= INSTRUCTIONS TO FOLLOW =
Find every line in the records below that contains the word "name", and copy each such line.

===== DATASET EXTRACT

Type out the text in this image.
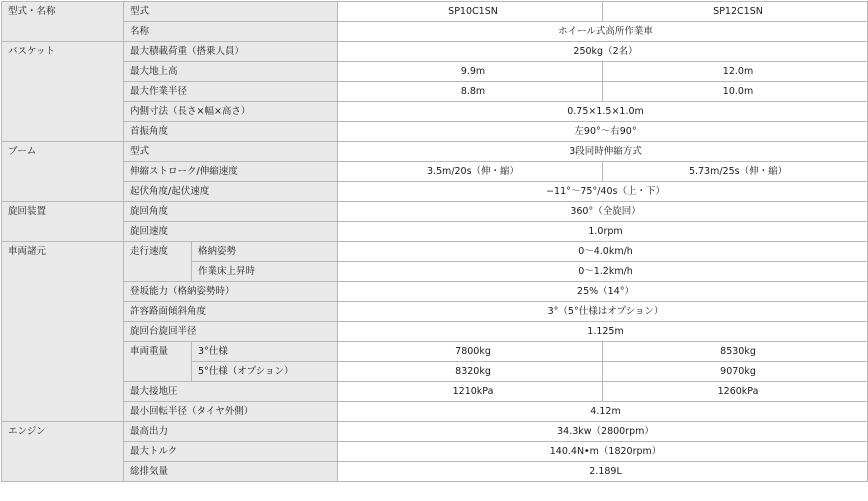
型式・名称	型式		SP10C1SN	SP12C1SN
	名称		ホイール式高所作業車	
バスケット	最大積載荷重（搭乗人員）		250kg（2名）	
	最大地上高		9.9m	12.0m
	最大作業半径		8.8m	10.0m
	内側寸法（長さ×幅×高さ）		0.75×1.5×1.0m	
	首振角度		左90°～右90°	
ブーム	型式		3段同時伸縮方式	
	伸縮ストローク/伸縮速度		3.5m/20s（伸・縮）	5.73m/25s（伸・縮）
	起伏角度/起伏速度		−11°～75°/40s（上・下）	
旋回装置	旋回角度		360°（全旋回）	
	旋回速度		1.0rpm	
車両諸元	走行速度	格納姿勢	0～4.0km/h	
		作業床上昇時	0～1.2km/h	
	登坂能力（格納姿勢時）		25%（14°）	
	許容路面傾斜角度		3°（5°仕様はオプション）	
	旋回台旋回半径		1.125m	
	車両重量	3°仕様	7800kg	8530kg
		5°仕様（オプション）	8320kg	9070kg
	最大接地圧		1210kPa	1260kPa
	最小回転半径（タイヤ外側）		4.12m	
エンジン	最高出力		34.3kw（2800rpm）	
	最大トルク		140.4N•m（1820rpm）	
	総排気量		2.189L	
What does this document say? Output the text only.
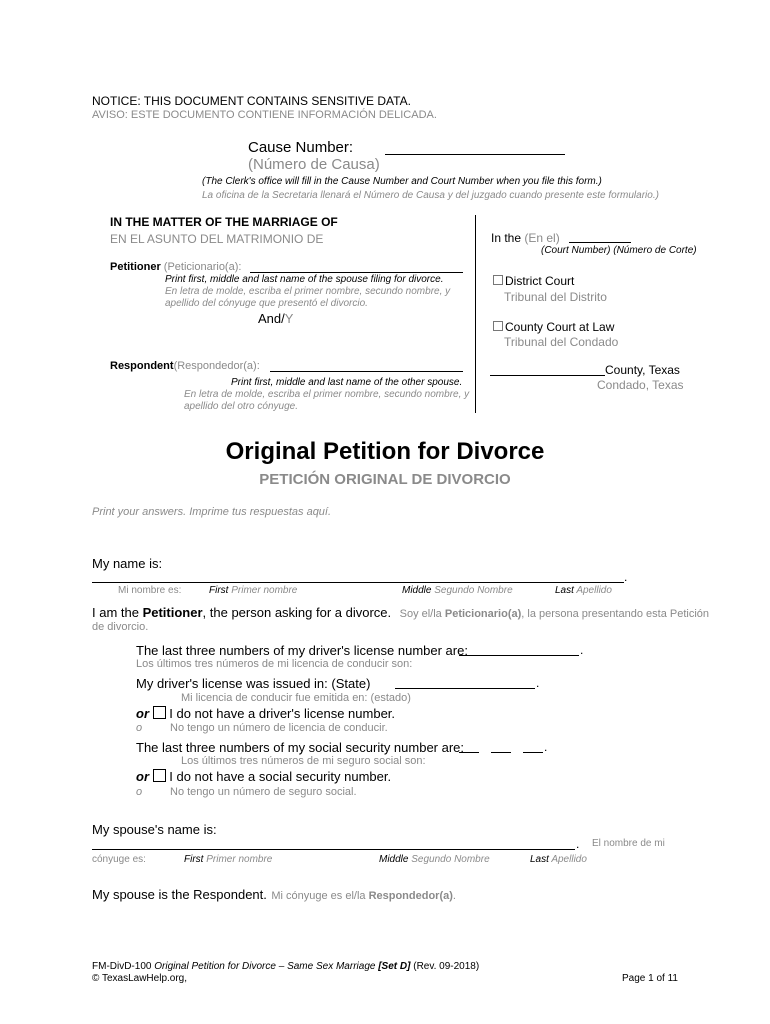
NOTICE: THIS DOCUMENT CONTAINS SENSITIVE DATA.
AVISO: ESTE DOCUMENTO CONTIENE INFORMACIÓN DELICADA.
Cause Number:
(Número de Causa)
(The Clerk's office will fill in the Cause Number and Court Number when you file this form.)
La oficina de la Secretaria llenará el Número de Causa y del juzgado cuando presente este formulario.)
IN THE MATTER OF THE MARRIAGE OF
EN EL ASUNTO DEL MATRIMONIO DE
Petitioner (Peticionario(a):
Print first, middle and last name of the spouse filing for divorce.
En letra de molde, escriba el primer nombre, secundo nombre, y
apellido del cónyuge que presentó el divorcio.
And/Y
Respondent(Respondedor(a):
Print first, middle and last name of the other spouse.
En letra de molde, escriba el primer nombre, secundo nombre, y
apellido del otro cónyuge.
In the (En el)
(Court Number) (Número de Corte)
District Court
Tribunal del Distrito
County Court at Law
Tribunal del Condado
County, Texas
Condado, Texas
Original Petition for Divorce
PETICIÓN ORIGINAL DE DIVORCIO
Print your answers. Imprime tus respuestas aquí.
My name is:
.
Mi nombre es:	First Primer nombre	Middle Segundo Nombre	Last Apellido
I am the Petitioner, the person asking for a divorce. Soy el/la Peticionario(a), la persona presentando esta Petición
de divorcio.
The last three numbers of my driver's license number are:	.
Los últimos tres números de mi licencia de conducir son:
My driver's license was issued in: (State)	.
Mi licencia de conducir fue emitida en: (estado)
or I do not have a driver's license number.
o	No tengo un número de licencia de conducir.
The last three numbers of my social security number are:	.
Los últimos tres números de mi seguro social son:
or I do not have a social security number.
o	No tengo un número de seguro social.
My spouse's name is:
. El nombre de mi
cónyuge es:	First Primer nombre	Middle Segundo Nombre	Last Apellido
My spouse is the Respondent. Mi cónyuge es el/la Respondedor(a).
FM-DivD-100 Original Petition for Divorce – Same Sex Marriage [Set D] (Rev. 09-2018)
© TexasLawHelp.org,	Page 1 of 11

==========

= RESULT OF THE EXERCISE =
Print first, middle and last name of the spouse filing for divorce.
Print first, middle and last name of the other spouse.
My name is:
My spouse's name is:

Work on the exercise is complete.